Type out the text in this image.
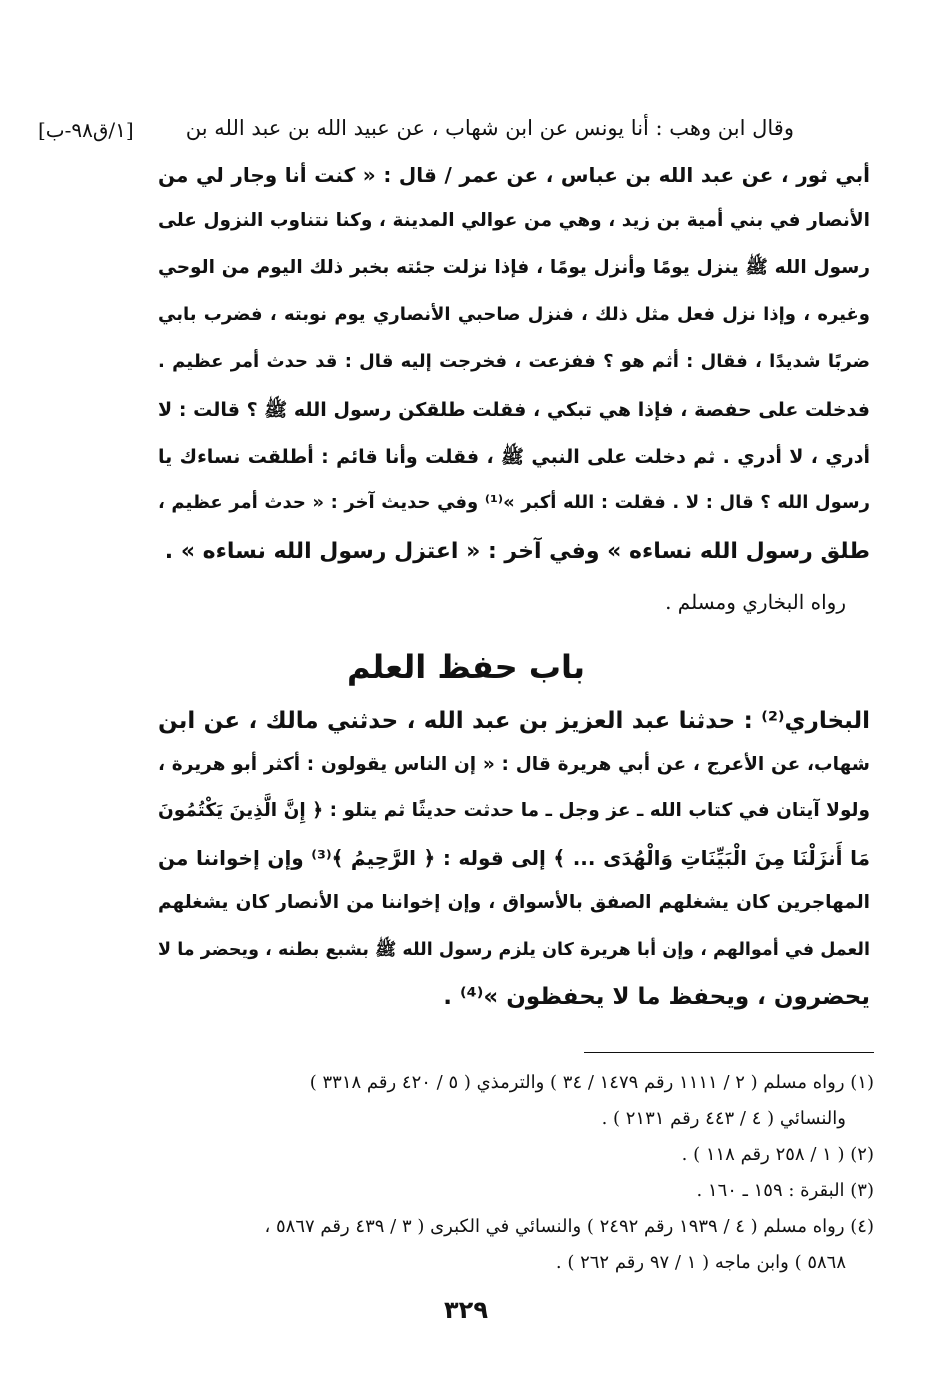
[١/ق٩٨-ب] وقال ابن وهب : أنا يونس عن ابن شهاب ، عن عبيد الله بن عبد الله بن
أبي ثور ، عن عبد الله بن عباس ، عن عمر / قال : « كنت أنا وجار لي من
الأنصار في بني أمية بن زيد ، وهي من عوالي المدينة ، وكنا نتناوب النزول على
رسول الله ﷺ ينزل يومًا وأنزل يومًا ، فإذا نزلت جئته بخبر ذلك اليوم من الوحي
وغيره ، وإذا نزل فعل مثل ذلك ، فنزل صاحبي الأنصاري يوم نوبته ، فضرب بابي
ضربًا شديدًا ، فقال : أثم هو ؟ ففزعت ، فخرجت إليه قال : قد حدث أمر عظيم .
فدخلت على حفصة ، فإذا هي تبكي ، فقلت طلقكن رسول الله ﷺ ؟ قالت : لا
أدري ، لا أدري . ثم دخلت على النبي ﷺ ، فقلت وأنا قائم : أطلقت نساءك يا
رسول الله ؟ قال : لا . فقلت : الله أكبر »⁽¹⁾ وفي حديث آخر : « حدث أمر عظيم ،
طلق رسول الله نساءه » وفي آخر : « اعتزل رسول الله نساءه » .
رواه البخاري ومسلم .
باب حفظ العلم
البخاري⁽²⁾ : حدثنا عبد العزيز بن عبد الله ، حدثني مالك ، عن ابن
شهاب، عن الأعرج ، عن أبي هريرة قال : « إن الناس يقولون : أكثر أبو هريرة ،
ولولا آيتان في كتاب الله ـ عز وجل ـ ما حدثت حديثًا ثم يتلو : ﴿ إِنَّ الَّذِينَ يَكْتُمُونَ
مَا أَنزَلْنَا مِنَ الْبَيِّنَاتِ وَالْهُدَى ... ﴾ إلى قوله : ﴿ الرَّحِيمُ ﴾⁽³⁾ وإن إخواننا من
المهاجرين كان يشغلهم الصفق بالأسواق ، وإن إخواننا من الأنصار كان يشغلهم
العمل في أموالهم ، وإن أبا هريرة كان يلزم رسول الله ﷺ بشبع بطنه ، ويحضر ما لا
يحضرون ، ويحفظ ما لا يحفظون »⁽⁴⁾ .
(١) رواه مسلم ( ٢ / ١١١١ رقم ١٤٧٩ / ٣٤ ) والترمذي ( ٥ / ٤٢٠ رقم ٣٣١٨ )
والنسائي ( ٤ / ٤٤٣ رقم ٢١٣١ ) .
(٢) ( ١ / ٢٥٨ رقم ١١٨ ) .
(٣) البقرة : ١٥٩ ـ ١٦٠ .
(٤) رواه مسلم ( ٤ / ١٩٣٩ رقم ٢٤٩٢ ) والنسائي في الكبرى ( ٣ / ٤٣٩ رقم ٥٨٦٧ ،
٥٨٦٨ ) وابن ماجه ( ١ / ٩٧ رقم ٢٦٢ ) .
٣٢٩
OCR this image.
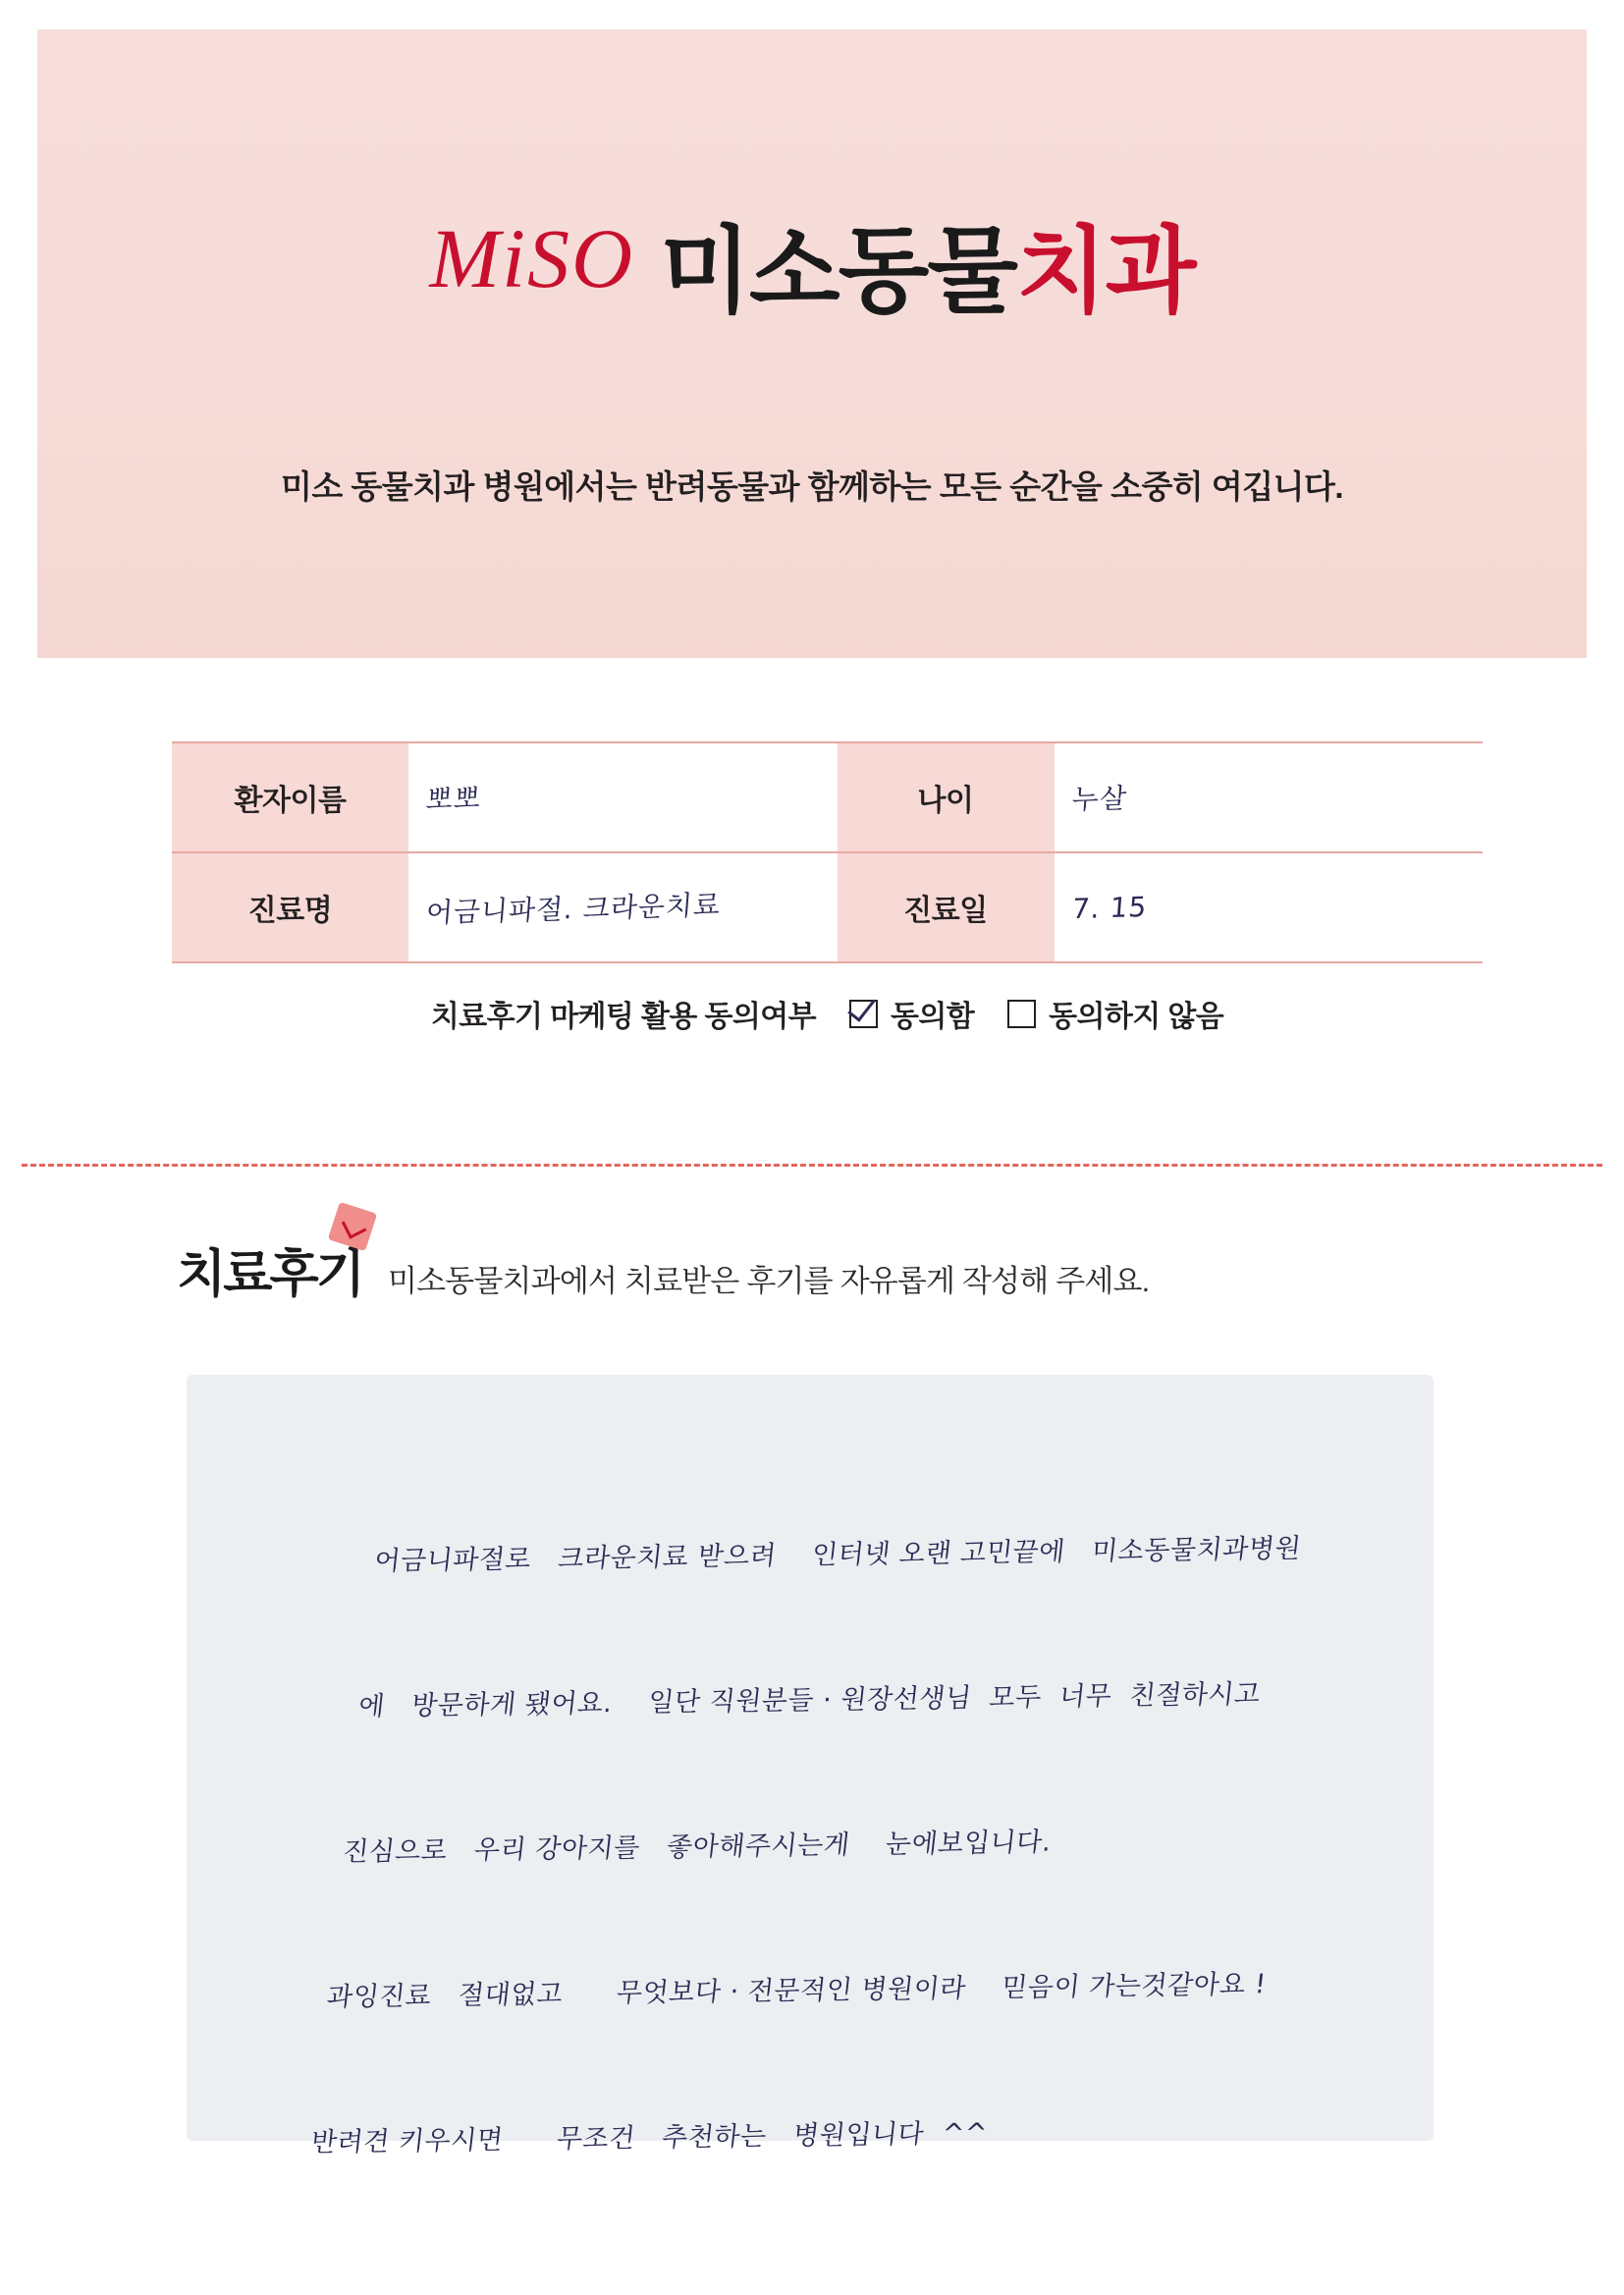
MiSO 미소동물치과
미소 동물치과 병원에서는 반려동물과 함께하는 모든 순간을 소중히 여깁니다.
환자이름	뽀뽀	나이	누살
진료명	어금니파절. 크라운치료	진료일	7. 15
치료후기 마케팅 활용 동의여부	동의함	동의하지 않음
치료후기 미소동물치과에서 치료받은 후기를 자유롭게 작성해 주세요.

어금니파절로   크라운치료 받으려    인터넷 오랜 고민끝에   미소동물치과병원

에   방문하게 됐어요.    일단 직원분들 · 원장선생님  모두  너무  친절하시고

진심으로   우리 강아지를   좋아해주시는게    눈에보입니다.

과잉진료   절대없고      무엇보다 · 전문적인 병원이라    믿음이 가는것같아요 !

반려견 키우시면      무조건   추천하는   병원입니다  ^^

### Exercise instructions
Print exactly the span of lines that begins with the line containing "OCR this image." and ends with the last line of the listing, with no pictures.

### Written response
OCR this image.
MiSO 미소동물치과
미소 동물치과 병원에서는 반려동물과 함께하는 모든 순간을 소중히 여깁니다.
환자이름	뽀뽀	나이	누살
진료명	어금니파절. 크라운치료	진료일	7. 15
치료후기 마케팅 활용 동의여부	동의함	동의하지 않음
치료후기 미소동물치과에서 치료받은 후기를 자유롭게 작성해 주세요.

어금니파절로   크라운치료 받으려    인터넷 오랜 고민끝에   미소동물치과병원

에   방문하게 됐어요.    일단 직원분들 · 원장선생님  모두  너무  친절하시고

진심으로   우리 강아지를   좋아해주시는게    눈에보입니다.

과잉진료   절대없고      무엇보다 · 전문적인 병원이라    믿음이 가는것같아요 !

반려견 키우시면      무조건   추천하는   병원입니다  ^^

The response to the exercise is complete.